--- Start ---
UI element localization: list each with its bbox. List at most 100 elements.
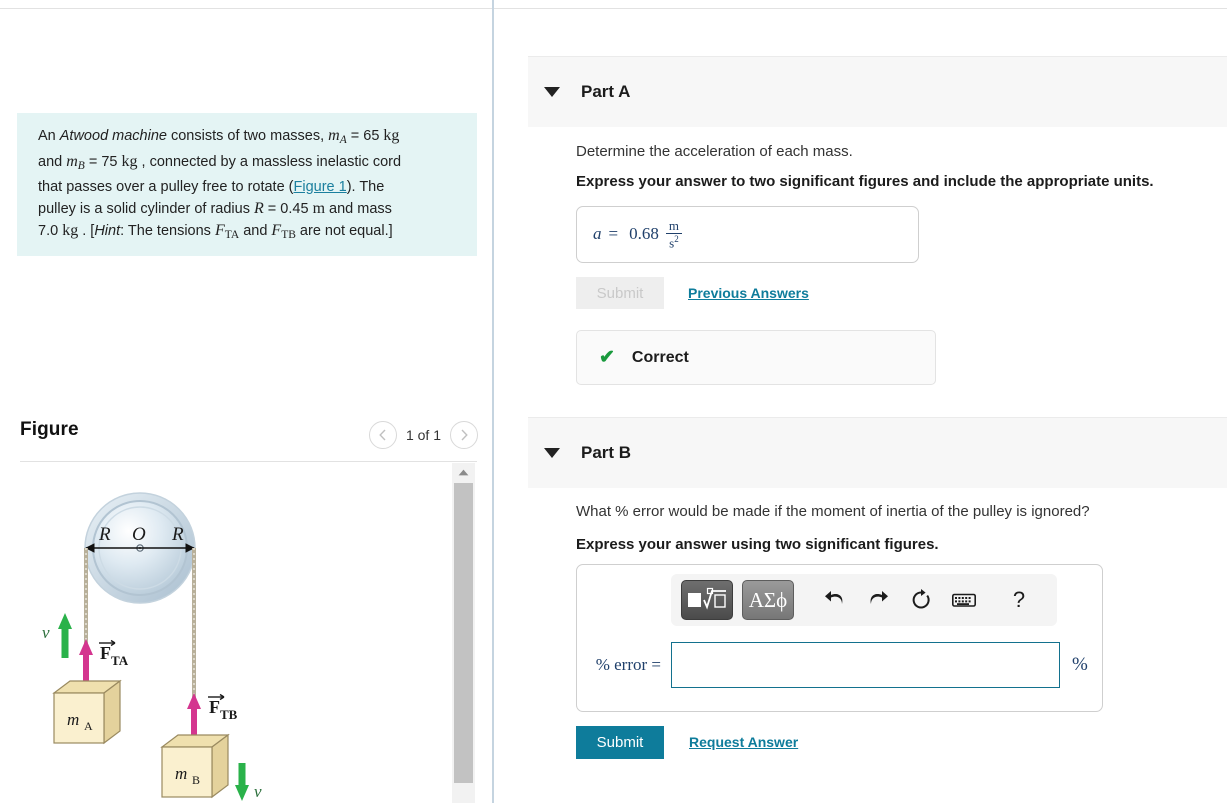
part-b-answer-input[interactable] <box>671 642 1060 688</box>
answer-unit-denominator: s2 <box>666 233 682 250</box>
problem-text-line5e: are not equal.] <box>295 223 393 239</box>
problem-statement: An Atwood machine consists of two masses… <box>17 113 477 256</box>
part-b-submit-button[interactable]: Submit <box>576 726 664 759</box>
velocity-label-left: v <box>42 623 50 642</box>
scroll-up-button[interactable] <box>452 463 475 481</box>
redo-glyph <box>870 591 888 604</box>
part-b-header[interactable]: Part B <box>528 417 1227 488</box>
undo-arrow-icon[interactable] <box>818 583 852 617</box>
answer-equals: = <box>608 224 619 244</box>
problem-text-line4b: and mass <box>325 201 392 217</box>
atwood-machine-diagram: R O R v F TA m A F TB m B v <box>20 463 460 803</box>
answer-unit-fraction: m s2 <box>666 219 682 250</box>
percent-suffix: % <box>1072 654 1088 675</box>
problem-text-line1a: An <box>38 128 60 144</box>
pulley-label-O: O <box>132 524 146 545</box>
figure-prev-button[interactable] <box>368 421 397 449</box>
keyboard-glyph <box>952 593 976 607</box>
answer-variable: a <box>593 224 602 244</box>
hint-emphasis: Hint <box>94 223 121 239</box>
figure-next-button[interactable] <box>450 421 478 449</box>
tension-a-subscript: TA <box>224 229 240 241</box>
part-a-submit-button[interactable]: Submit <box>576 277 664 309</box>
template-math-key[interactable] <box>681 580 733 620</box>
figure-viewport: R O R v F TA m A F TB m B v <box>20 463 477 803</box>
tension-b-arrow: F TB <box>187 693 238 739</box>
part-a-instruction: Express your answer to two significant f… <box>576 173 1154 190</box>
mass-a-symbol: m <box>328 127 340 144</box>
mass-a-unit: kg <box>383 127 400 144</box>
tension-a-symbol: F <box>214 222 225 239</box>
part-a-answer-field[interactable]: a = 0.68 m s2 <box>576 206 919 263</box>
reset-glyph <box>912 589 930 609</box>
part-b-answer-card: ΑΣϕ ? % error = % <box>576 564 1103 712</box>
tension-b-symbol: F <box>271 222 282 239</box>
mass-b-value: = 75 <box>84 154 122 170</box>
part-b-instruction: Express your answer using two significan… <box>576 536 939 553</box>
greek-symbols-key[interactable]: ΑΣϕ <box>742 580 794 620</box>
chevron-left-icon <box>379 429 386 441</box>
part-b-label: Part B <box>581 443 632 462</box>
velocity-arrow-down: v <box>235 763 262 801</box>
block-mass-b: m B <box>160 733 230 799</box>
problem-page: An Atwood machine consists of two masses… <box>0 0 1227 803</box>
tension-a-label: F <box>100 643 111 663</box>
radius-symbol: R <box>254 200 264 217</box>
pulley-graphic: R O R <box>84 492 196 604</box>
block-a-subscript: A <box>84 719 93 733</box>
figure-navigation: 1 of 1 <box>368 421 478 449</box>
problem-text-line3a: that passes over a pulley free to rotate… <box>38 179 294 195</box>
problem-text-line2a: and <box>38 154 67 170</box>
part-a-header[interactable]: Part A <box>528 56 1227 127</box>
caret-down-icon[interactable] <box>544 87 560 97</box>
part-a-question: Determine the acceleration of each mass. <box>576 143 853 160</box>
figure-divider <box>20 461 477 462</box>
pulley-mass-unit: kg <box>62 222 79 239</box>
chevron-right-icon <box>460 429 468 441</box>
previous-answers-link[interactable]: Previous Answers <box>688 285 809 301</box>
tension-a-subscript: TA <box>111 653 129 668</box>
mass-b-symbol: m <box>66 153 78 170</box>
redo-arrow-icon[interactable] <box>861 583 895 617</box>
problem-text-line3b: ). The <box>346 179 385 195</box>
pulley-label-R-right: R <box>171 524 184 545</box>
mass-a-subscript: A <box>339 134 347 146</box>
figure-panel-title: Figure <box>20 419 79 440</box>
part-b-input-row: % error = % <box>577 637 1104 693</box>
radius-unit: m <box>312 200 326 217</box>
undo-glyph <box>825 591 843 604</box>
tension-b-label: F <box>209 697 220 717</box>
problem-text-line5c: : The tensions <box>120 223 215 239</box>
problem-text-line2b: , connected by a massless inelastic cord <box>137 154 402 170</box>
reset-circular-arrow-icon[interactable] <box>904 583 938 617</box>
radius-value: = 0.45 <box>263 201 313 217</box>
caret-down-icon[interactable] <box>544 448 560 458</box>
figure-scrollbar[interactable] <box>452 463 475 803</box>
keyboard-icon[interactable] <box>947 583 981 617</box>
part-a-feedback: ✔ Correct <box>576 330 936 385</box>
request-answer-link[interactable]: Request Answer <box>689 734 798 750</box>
--- End ---
• Exercise task: Rewrite all of the items above with "Correct" changed to "Accepted" and everything else left as it is, omitting the pictures.

• Output below:
UI element localization: list each with its bbox. List at most 100 elements.
part-b-answer-input[interactable] <box>671 642 1060 688</box>
answer-unit-denominator: s2 <box>666 233 682 250</box>
problem-text-line5e: are not equal.] <box>295 223 393 239</box>
problem-statement: An Atwood machine consists of two masses… <box>17 113 477 256</box>
part-b-submit-button[interactable]: Submit <box>576 726 664 759</box>
velocity-label-left: v <box>42 623 50 642</box>
scroll-up-button[interactable] <box>452 463 475 481</box>
redo-glyph <box>870 591 888 604</box>
part-b-header[interactable]: Part B <box>528 417 1227 488</box>
undo-arrow-icon[interactable] <box>818 583 852 617</box>
answer-equals: = <box>608 224 619 244</box>
problem-text-line4b: and mass <box>325 201 392 217</box>
atwood-machine-diagram: R O R v F TA m A F TB m B v <box>20 463 460 803</box>
answer-unit-fraction: m s2 <box>666 219 682 250</box>
percent-suffix: % <box>1072 654 1088 675</box>
problem-text-line1a: An <box>38 128 60 144</box>
pulley-label-O: O <box>132 524 146 545</box>
figure-prev-button[interactable] <box>368 421 397 449</box>
keyboard-glyph <box>952 593 976 607</box>
answer-variable: a <box>593 224 602 244</box>
hint-emphasis: Hint <box>94 223 121 239</box>
figure-next-button[interactable] <box>450 421 478 449</box>
tension-a-subscript: TA <box>224 229 240 241</box>
part-a-submit-button[interactable]: Submit <box>576 277 664 309</box>
template-math-key[interactable] <box>681 580 733 620</box>
figure-viewport: R O R v F TA m A F TB m B v <box>20 463 477 803</box>
tension-b-arrow: F TB <box>187 693 238 739</box>
part-a-instruction: Express your answer to two significant f… <box>576 173 1154 190</box>
mass-a-symbol: m <box>328 127 340 144</box>
mass-a-unit: kg <box>383 127 400 144</box>
tension-a-symbol: F <box>214 222 225 239</box>
part-a-answer-field[interactable]: a = 0.68 m s2 <box>576 206 919 263</box>
reset-glyph <box>912 589 930 609</box>
part-b-answer-card: ΑΣϕ ? % error = % <box>576 564 1103 712</box>
tension-b-symbol: F <box>271 222 282 239</box>
mass-b-value: = 75 <box>84 154 122 170</box>
part-b-instruction: Express your answer using two significan… <box>576 536 939 553</box>
greek-symbols-key[interactable]: ΑΣϕ <box>742 580 794 620</box>
chevron-left-icon <box>379 429 386 441</box>
part-b-label: Part B <box>581 443 632 462</box>
velocity-arrow-down: v <box>235 763 262 801</box>
block-mass-b: m B <box>160 733 230 799</box>
problem-page: An Atwood machine consists of two masses… <box>0 0 1227 803</box>
tension-a-label: F <box>100 643 111 663</box>
radius-symbol: R <box>254 200 264 217</box>
pulley-graphic: R O R <box>84 492 196 604</box>
block-a-subscript: A <box>84 719 93 733</box>
figure-navigation: 1 of 1 <box>368 421 478 449</box>
problem-text-line3a: that passes over a pulley free to rotate… <box>38 179 294 195</box>
problem-text-line2a: and <box>38 154 67 170</box>
part-a-header[interactable]: Part A <box>528 56 1227 127</box>
caret-down-icon[interactable] <box>544 87 560 97</box>
part-a-question: Determine the acceleration of each mass. <box>576 143 853 160</box>
figure-divider <box>20 461 477 462</box>
pulley-mass-unit: kg <box>62 222 79 239</box>
chevron-right-icon <box>460 429 468 441</box>
previous-answers-link[interactable]: Previous Answers <box>688 285 809 301</box>
tension-a-subscript: TA <box>111 653 129 668</box>
mass-b-symbol: m <box>66 153 78 170</box>
redo-arrow-icon[interactable] <box>861 583 895 617</box>
problem-text-line3b: ). The <box>346 179 385 195</box>
pulley-label-R-right: R <box>171 524 184 545</box>
mass-a-subscript: A <box>339 134 347 146</box>
figure-panel-title: Figure <box>20 419 79 440</box>
part-b-input-row: % error = % <box>577 637 1104 693</box>
radius-unit: m <box>312 200 326 217</box>
undo-glyph <box>825 591 843 604</box>
tension-b-label: F <box>209 697 220 717</box>
problem-text-line5c: : The tensions <box>120 223 215 239</box>
problem-text-line2b: , connected by a massless inelastic cord <box>137 154 402 170</box>
reset-circular-arrow-icon[interactable] <box>904 583 938 617</box>
radius-value: = 0.45 <box>263 201 313 217</box>
caret-down-icon[interactable] <box>544 448 560 458</box>
figure-scrollbar[interactable] <box>452 463 475 803</box>
keyboard-icon[interactable] <box>947 583 981 617</box>
part-a-feedback: ✔ Accepted <box>576 330 936 385</box>
request-answer-link[interactable]: Request Answer <box>689 734 798 750</box>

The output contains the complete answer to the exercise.